Problem details -> Check each line of the data below for the word "maanden", then extract the ones that have it.

Exercise materials ->
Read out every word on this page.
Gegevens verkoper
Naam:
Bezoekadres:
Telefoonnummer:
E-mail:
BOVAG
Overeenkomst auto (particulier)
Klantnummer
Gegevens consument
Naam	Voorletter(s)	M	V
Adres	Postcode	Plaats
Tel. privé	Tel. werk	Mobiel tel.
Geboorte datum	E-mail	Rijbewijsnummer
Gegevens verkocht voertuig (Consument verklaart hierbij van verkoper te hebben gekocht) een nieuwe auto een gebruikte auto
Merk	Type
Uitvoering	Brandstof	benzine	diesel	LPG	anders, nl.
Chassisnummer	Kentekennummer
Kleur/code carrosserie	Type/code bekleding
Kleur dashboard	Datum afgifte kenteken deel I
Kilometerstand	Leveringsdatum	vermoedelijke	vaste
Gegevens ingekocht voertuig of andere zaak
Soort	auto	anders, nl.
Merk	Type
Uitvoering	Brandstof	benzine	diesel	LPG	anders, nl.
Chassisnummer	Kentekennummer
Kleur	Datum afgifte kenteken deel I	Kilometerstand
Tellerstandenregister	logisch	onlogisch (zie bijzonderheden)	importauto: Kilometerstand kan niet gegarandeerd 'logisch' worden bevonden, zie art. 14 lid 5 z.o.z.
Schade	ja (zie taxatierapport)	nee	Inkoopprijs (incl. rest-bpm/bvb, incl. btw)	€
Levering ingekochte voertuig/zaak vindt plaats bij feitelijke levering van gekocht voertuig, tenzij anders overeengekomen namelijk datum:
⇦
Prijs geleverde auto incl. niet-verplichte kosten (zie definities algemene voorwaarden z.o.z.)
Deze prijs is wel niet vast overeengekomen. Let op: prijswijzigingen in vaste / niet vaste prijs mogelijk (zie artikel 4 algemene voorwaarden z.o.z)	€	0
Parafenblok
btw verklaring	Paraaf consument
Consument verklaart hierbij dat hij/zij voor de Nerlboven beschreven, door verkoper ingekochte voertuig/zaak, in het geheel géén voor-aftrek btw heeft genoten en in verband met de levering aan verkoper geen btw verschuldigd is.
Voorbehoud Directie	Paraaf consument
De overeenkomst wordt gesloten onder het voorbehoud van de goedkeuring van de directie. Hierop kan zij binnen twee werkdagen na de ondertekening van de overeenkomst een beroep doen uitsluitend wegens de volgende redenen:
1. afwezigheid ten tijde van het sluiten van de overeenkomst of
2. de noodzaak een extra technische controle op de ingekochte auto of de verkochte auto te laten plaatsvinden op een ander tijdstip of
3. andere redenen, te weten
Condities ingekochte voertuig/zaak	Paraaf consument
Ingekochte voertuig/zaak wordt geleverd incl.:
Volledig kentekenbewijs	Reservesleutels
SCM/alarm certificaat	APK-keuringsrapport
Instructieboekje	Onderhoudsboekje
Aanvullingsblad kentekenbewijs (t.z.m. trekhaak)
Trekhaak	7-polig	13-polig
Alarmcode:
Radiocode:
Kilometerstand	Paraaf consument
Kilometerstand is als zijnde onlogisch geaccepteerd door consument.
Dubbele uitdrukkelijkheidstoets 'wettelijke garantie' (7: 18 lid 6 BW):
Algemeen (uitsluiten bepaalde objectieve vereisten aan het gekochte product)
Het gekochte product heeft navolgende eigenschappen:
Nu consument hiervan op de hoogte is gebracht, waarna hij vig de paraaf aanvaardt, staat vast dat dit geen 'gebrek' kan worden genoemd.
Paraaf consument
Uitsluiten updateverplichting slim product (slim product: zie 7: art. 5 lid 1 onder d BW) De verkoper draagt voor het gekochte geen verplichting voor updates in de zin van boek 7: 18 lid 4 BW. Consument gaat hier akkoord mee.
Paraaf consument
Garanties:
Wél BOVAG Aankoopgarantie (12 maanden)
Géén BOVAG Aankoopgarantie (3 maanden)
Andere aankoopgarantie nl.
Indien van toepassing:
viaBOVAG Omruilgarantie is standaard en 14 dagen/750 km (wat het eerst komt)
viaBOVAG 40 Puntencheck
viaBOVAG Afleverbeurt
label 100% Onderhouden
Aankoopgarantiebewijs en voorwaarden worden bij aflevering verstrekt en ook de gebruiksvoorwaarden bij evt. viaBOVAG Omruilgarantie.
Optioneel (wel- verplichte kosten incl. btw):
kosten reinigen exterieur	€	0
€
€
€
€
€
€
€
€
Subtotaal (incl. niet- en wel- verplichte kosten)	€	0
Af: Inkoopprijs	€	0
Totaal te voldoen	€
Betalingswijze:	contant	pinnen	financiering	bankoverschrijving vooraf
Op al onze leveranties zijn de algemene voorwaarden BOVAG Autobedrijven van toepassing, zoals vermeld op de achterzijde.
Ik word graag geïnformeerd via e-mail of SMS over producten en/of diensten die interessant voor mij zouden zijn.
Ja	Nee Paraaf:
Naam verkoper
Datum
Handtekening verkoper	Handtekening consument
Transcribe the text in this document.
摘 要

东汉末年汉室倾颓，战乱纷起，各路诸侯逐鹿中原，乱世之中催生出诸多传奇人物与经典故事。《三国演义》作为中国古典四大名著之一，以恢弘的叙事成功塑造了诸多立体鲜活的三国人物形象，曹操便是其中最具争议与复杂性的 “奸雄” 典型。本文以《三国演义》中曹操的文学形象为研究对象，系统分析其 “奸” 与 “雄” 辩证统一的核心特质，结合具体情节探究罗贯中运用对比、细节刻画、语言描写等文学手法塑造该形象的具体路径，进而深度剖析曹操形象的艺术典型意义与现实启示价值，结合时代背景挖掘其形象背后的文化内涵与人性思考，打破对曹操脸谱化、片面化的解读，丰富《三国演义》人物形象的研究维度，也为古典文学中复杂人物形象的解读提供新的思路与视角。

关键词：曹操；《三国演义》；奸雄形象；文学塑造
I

---

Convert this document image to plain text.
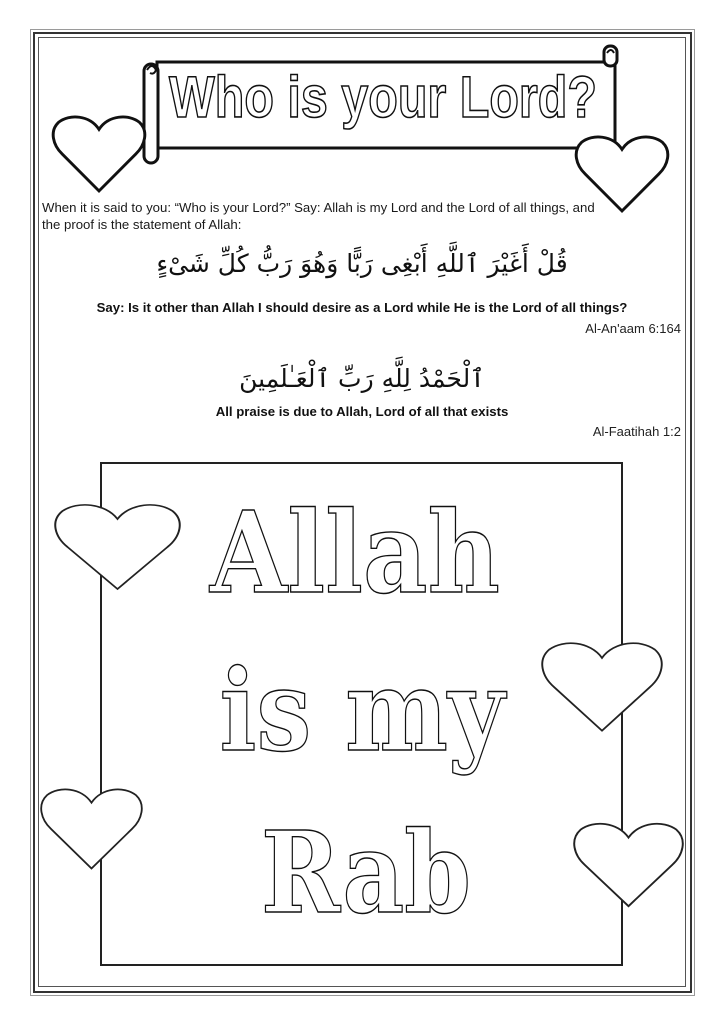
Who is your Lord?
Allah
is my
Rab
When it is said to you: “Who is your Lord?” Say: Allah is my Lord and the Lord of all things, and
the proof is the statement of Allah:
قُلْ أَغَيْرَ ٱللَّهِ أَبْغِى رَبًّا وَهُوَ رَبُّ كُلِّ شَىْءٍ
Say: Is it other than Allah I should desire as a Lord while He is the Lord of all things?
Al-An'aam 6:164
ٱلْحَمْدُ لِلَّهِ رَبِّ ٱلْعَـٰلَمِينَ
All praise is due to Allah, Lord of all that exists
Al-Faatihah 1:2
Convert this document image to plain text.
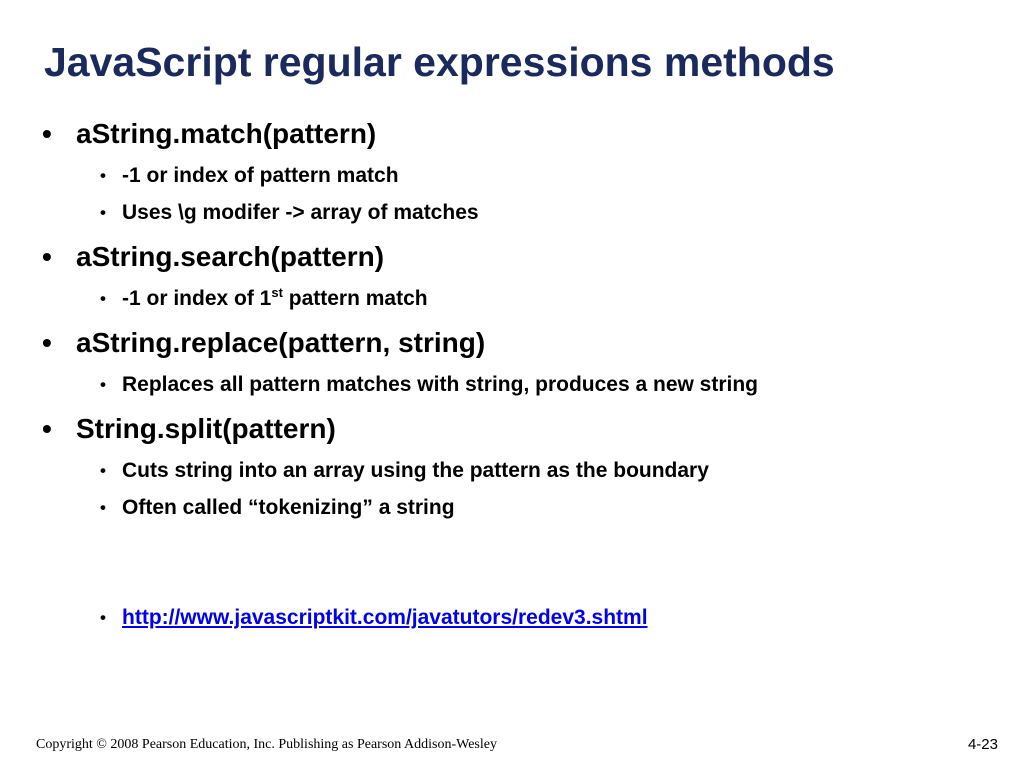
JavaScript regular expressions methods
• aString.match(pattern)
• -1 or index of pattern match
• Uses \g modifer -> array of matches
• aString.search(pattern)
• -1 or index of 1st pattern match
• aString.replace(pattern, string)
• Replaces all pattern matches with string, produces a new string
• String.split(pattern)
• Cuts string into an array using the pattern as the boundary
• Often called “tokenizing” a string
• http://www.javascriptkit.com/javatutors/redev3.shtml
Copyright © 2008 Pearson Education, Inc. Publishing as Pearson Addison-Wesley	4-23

==

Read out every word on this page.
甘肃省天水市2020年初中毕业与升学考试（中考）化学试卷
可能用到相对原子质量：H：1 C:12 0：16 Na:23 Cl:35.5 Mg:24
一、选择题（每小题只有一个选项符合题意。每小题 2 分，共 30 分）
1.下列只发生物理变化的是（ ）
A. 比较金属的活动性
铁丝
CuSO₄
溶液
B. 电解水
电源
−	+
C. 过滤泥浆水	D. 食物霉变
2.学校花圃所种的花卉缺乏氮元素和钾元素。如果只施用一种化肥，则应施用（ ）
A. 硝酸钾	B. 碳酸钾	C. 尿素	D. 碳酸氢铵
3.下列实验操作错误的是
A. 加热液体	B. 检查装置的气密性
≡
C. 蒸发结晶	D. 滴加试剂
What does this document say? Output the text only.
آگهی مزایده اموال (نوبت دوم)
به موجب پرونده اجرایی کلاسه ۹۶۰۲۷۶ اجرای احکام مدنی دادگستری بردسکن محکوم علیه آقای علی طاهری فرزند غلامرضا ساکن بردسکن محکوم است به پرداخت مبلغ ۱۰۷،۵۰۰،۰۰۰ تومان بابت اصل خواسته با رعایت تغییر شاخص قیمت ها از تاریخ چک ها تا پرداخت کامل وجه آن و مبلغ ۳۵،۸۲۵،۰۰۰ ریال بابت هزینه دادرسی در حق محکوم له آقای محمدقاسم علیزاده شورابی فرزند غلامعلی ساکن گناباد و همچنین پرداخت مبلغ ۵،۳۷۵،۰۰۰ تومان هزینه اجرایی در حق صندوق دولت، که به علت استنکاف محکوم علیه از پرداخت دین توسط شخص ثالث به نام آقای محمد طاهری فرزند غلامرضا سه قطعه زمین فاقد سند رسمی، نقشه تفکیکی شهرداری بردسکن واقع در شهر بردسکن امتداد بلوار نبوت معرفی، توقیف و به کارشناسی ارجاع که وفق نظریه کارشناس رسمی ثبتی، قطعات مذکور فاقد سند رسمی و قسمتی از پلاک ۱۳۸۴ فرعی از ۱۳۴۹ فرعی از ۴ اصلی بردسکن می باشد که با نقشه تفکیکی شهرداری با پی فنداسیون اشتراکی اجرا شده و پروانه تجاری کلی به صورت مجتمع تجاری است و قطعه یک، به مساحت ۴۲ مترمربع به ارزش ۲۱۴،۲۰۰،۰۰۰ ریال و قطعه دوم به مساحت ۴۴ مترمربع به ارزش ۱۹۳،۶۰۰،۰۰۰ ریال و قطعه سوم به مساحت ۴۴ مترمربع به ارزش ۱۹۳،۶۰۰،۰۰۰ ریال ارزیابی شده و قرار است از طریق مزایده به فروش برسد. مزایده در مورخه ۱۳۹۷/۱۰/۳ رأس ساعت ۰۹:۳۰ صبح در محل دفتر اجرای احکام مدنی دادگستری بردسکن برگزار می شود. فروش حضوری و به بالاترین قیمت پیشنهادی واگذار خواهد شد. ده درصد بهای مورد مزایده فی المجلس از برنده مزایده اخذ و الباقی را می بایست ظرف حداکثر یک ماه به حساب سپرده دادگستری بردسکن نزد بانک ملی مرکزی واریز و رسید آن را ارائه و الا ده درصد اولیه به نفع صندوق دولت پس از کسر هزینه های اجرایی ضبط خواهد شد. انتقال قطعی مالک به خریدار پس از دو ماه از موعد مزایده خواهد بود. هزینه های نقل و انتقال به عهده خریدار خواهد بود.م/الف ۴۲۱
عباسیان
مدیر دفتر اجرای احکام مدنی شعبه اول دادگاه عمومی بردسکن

Answer to this exercise ->
Wél BOVAG Aankoopgarantie (12 maanden)
Géén BOVAG Aankoopgarantie (3 maanden)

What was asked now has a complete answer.